Dataset records
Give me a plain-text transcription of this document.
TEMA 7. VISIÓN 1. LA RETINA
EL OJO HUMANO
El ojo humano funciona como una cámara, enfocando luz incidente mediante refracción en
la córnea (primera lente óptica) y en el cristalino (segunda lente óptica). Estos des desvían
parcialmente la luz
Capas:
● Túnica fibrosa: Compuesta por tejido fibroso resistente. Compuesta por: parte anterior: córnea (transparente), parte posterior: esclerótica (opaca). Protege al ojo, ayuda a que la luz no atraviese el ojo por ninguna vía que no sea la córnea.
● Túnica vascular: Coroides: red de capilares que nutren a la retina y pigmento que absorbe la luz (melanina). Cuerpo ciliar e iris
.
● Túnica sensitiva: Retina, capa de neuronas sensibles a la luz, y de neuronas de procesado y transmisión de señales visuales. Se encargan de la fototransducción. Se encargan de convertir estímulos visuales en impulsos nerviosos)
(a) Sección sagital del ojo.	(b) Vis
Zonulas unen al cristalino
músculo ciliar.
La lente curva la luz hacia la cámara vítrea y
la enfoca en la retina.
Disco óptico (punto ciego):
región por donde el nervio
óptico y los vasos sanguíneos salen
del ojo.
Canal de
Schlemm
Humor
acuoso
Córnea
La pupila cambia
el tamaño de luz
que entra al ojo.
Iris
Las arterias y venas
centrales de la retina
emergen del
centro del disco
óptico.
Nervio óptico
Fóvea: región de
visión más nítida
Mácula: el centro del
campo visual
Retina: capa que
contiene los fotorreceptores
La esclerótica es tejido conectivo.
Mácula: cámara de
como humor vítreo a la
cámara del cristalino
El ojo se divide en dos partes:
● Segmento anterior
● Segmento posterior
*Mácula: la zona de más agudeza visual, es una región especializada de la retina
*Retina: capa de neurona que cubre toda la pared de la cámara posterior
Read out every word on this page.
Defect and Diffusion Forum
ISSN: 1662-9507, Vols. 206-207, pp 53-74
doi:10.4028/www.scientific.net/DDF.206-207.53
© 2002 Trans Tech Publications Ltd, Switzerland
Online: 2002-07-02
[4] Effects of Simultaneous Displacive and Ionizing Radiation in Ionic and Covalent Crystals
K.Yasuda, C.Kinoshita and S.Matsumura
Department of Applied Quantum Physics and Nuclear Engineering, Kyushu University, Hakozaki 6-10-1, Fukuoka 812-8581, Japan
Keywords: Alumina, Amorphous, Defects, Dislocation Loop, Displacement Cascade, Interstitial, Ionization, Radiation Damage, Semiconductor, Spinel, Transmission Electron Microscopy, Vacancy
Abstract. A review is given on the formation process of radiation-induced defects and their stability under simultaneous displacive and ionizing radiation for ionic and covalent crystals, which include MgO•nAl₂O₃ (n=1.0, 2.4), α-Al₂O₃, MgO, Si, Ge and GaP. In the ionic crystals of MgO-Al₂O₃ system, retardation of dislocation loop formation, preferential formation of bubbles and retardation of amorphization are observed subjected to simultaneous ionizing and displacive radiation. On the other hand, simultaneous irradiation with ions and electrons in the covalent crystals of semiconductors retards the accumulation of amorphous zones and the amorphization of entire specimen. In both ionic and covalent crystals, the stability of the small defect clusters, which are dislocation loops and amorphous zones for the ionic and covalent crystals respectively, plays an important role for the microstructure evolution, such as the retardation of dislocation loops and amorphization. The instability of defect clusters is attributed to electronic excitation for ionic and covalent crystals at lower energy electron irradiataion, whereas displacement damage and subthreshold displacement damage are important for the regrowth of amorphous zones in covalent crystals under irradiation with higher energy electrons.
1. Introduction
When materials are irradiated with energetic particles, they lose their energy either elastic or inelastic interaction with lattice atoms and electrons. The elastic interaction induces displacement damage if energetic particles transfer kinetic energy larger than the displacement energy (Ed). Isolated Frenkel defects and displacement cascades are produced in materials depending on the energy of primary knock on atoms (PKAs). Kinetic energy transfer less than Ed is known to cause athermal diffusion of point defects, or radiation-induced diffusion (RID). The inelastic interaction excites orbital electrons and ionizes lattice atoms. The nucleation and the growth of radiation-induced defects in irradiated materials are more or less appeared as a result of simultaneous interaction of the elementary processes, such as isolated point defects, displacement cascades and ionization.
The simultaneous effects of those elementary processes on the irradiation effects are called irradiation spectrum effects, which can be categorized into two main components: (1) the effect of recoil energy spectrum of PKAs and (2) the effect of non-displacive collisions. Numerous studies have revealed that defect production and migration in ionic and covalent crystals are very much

**Task requirements:** Print all of the data exactly as it was given.

**Exercise response:**
Give me a plain-text transcription of this document.
TEMA 7. VISIÓN 1. LA RETINA
EL OJO HUMANO
El ojo humano funciona como una cámara, enfocando luz incidente mediante refracción en
la córnea (primera lente óptica) y en el cristalino (segunda lente óptica). Estos des desvían
parcialmente la luz
Capas:
● Túnica fibrosa: Compuesta por tejido fibroso resistente. Compuesta por: parte anterior: córnea (transparente), parte posterior: esclerótica (opaca). Protege al ojo, ayuda a que la luz no atraviese el ojo por ninguna vía que no sea la córnea.
● Túnica vascular: Coroides: red de capilares que nutren a la retina y pigmento que absorbe la luz (melanina). Cuerpo ciliar e iris
.
● Túnica sensitiva: Retina, capa de neuronas sensibles a la luz, y de neuronas de procesado y transmisión de señales visuales. Se encargan de la fototransducción. Se encargan de convertir estímulos visuales en impulsos nerviosos)
(a) Sección sagital del ojo.	(b) Vis
Zonulas unen al cristalino
músculo ciliar.
La lente curva la luz hacia la cámara vítrea y
la enfoca en la retina.
Disco óptico (punto ciego):
región por donde el nervio
óptico y los vasos sanguíneos salen
del ojo.
Canal de
Schlemm
Humor
acuoso
Córnea
La pupila cambia
el tamaño de luz
que entra al ojo.
Iris
Las arterias y venas
centrales de la retina
emergen del
centro del disco
óptico.
Nervio óptico
Fóvea: región de
visión más nítida
Mácula: el centro del
campo visual
Retina: capa que
contiene los fotorreceptores
La esclerótica es tejido conectivo.
Mácula: cámara de
como humor vítreo a la
cámara del cristalino
El ojo se divide en dos partes:
● Segmento anterior
● Segmento posterior
*Mácula: la zona de más agudeza visual, es una región especializada de la retina
*Retina: capa de neurona que cubre toda la pared de la cámara posterior
Read out every word on this page.
Defect and Diffusion Forum
ISSN: 1662-9507, Vols. 206-207, pp 53-74
doi:10.4028/www.scientific.net/DDF.206-207.53
© 2002 Trans Tech Publications Ltd, Switzerland
Online: 2002-07-02
[4] Effects of Simultaneous Displacive and Ionizing Radiation in Ionic and Covalent Crystals
K.Yasuda, C.Kinoshita and S.Matsumura
Department of Applied Quantum Physics and Nuclear Engineering, Kyushu University, Hakozaki 6-10-1, Fukuoka 812-8581, Japan
Keywords: Alumina, Amorphous, Defects, Dislocation Loop, Displacement Cascade, Interstitial, Ionization, Radiation Damage, Semiconductor, Spinel, Transmission Electron Microscopy, Vacancy
Abstract. A review is given on the formation process of radiation-induced defects and their stability under simultaneous displacive and ionizing radiation for ionic and covalent crystals, which include MgO•nAl₂O₃ (n=1.0, 2.4), α-Al₂O₃, MgO, Si, Ge and GaP. In the ionic crystals of MgO-Al₂O₃ system, retardation of dislocation loop formation, preferential formation of bubbles and retardation of amorphization are observed subjected to simultaneous ionizing and displacive radiation. On the other hand, simultaneous irradiation with ions and electrons in the covalent crystals of semiconductors retards the accumulation of amorphous zones and the amorphization of entire specimen. In both ionic and covalent crystals, the stability of the small defect clusters, which are dislocation loops and amorphous zones for the ionic and covalent crystals respectively, plays an important role for the microstructure evolution, such as the retardation of dislocation loops and amorphization. The instability of defect clusters is attributed to electronic excitation for ionic and covalent crystals at lower energy electron irradiataion, whereas displacement damage and subthreshold displacement damage are important for the regrowth of amorphous zones in covalent crystals under irradiation with higher energy electrons.
1. Introduction
When materials are irradiated with energetic particles, they lose their energy either elastic or inelastic interaction with lattice atoms and electrons. The elastic interaction induces displacement damage if energetic particles transfer kinetic energy larger than the displacement energy (Ed). Isolated Frenkel defects and displacement cascades are produced in materials depending on the energy of primary knock on atoms (PKAs). Kinetic energy transfer less than Ed is known to cause athermal diffusion of point defects, or radiation-induced diffusion (RID). The inelastic interaction excites orbital electrons and ionizes lattice atoms. The nucleation and the growth of radiation-induced defects in irradiated materials are more or less appeared as a result of simultaneous interaction of the elementary processes, such as isolated point defects, displacement cascades and ionization.
The simultaneous effects of those elementary processes on the irradiation effects are called irradiation spectrum effects, which can be categorized into two main components: (1) the effect of recoil energy spectrum of PKAs and (2) the effect of non-displacive collisions. Numerous studies have revealed that defect production and migration in ionic and covalent crystals are very much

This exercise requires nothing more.